## Extrait à lire
========================================
Euro-Team a introduit un recours contre cette décision devant la juridiction de renvoi, en faisant valoir, notamment, que la sanction prévue par le décret gouvernemental no 410/2007 était contraire au droit de l’Union, le montant de l’amende infligée étant disproportionné.

25

Spirál-Gép, requérante au principal dans l’affaire C‑498/15, est une entreprise également établie en Hongrie. Afin qu’un véhicule de transport de marchandises qu’elle exploite puisse emprunter, le 25 avril 2014, le tronçon à péage « Kaba-Bököny », elle avait acheté au préalable le titre requis, conformément à la loi relative aux péages routiers.

26

Le même jour, le conducteur de ce véhicule, employé par Spirál-Gép, a cependant par inadvertance dépassé la sortie par laquelle il aurait dû quitter l’autoroute M35. Il a, de ce fait, continué son trajet sur l’autoroute M35, entre les kilomètres 24 et 35, alors que ce segment ne faisait pas partie de l’itinéraire prévu, pour lequel une redevance d’utilisation avait été payée. Après avoir remarqué son erreur, se trouvant dans l’impossibilité de faire demi-tour, le conducteur a arrêté le véhicule sur la bande d’arrêt d’urgence de cette autoroute et s’est acquitté, par téléphone et de sa propre initiative, du montant du péage pour ledit tronçon.
========================================
## Entrées fournies
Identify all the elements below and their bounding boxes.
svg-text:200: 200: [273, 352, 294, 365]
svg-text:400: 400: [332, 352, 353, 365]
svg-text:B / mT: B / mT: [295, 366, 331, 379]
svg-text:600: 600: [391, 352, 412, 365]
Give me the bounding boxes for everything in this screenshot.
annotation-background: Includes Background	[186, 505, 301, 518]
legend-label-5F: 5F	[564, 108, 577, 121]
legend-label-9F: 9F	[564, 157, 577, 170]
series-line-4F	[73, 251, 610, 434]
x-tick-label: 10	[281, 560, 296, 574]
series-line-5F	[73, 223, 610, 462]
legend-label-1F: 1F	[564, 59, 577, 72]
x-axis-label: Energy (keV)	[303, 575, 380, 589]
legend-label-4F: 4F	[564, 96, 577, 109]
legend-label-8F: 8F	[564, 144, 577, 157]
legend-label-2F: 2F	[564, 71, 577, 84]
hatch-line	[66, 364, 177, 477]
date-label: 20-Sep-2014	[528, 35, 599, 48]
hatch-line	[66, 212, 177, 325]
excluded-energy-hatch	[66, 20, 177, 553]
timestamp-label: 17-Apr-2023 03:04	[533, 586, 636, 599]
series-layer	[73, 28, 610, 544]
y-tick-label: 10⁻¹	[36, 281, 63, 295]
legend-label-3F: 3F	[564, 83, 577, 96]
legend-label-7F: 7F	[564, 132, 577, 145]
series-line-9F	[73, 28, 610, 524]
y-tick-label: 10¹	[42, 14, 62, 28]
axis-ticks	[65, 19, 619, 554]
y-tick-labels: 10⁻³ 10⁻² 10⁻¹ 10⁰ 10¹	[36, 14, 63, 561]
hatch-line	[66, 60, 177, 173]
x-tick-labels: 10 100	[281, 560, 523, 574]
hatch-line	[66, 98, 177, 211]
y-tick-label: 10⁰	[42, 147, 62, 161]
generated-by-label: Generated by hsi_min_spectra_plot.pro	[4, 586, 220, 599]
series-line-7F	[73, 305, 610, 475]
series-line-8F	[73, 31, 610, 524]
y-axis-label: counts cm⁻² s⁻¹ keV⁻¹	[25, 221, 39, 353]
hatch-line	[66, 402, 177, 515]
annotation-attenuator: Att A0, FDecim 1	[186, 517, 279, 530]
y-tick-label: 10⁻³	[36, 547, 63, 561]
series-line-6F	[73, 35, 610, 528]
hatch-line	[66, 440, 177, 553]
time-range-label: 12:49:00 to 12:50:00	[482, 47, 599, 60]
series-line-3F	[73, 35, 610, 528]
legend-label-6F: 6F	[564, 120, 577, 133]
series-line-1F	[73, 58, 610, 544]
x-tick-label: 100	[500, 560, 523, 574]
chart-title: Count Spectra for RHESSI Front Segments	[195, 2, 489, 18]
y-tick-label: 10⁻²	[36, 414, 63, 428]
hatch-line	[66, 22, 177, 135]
========================================
## Travail à effectuer
Reprenez l'extrait sur les amendes liées aux péages routiers en Hongrie et poursuivez-le après sa dernière phrase.

## Réponse à l'exercice
27

La juridiction de renvoi constate à cet égard, que, par rapport au montant du péage payé au préalable ainsi que par rapport au montant du péage acquitté, de manière spontanée, par le conducteur du véhicule pour la somme de 1597 HUF (environ 5,2 euros), Spirál-Gép n’a ni obtenu un avantage ni causé de préjudice.

28

Le Budapest Rendőrfőkapitánya (commissaire principal de police de Budapest) a, par décision rendue le 16 mars 2015, infligé à Spirál-Gép une amende administrative s’élevant à 140000 HUF (environ 454 euros), conformément au décret gouvernemental no 410/2007, au motif que, en omettant de s’acquitter au préalable du montant du péage dû pour le tronçon autoroutier situé entre les kilomètres 24 et 35, cette entreprise avait manqué aux obligations lui incombant en vertu de la loi relative aux péages routiers.

29

Spirál-Gép a introduit un recours contre cette décision devant la juridiction de renvoi, en faisant valoir, notamment, que la sanction prévue par ledit décret gouvernemental était disproportionnée et, de ce fait, contraire au droit de l’Union.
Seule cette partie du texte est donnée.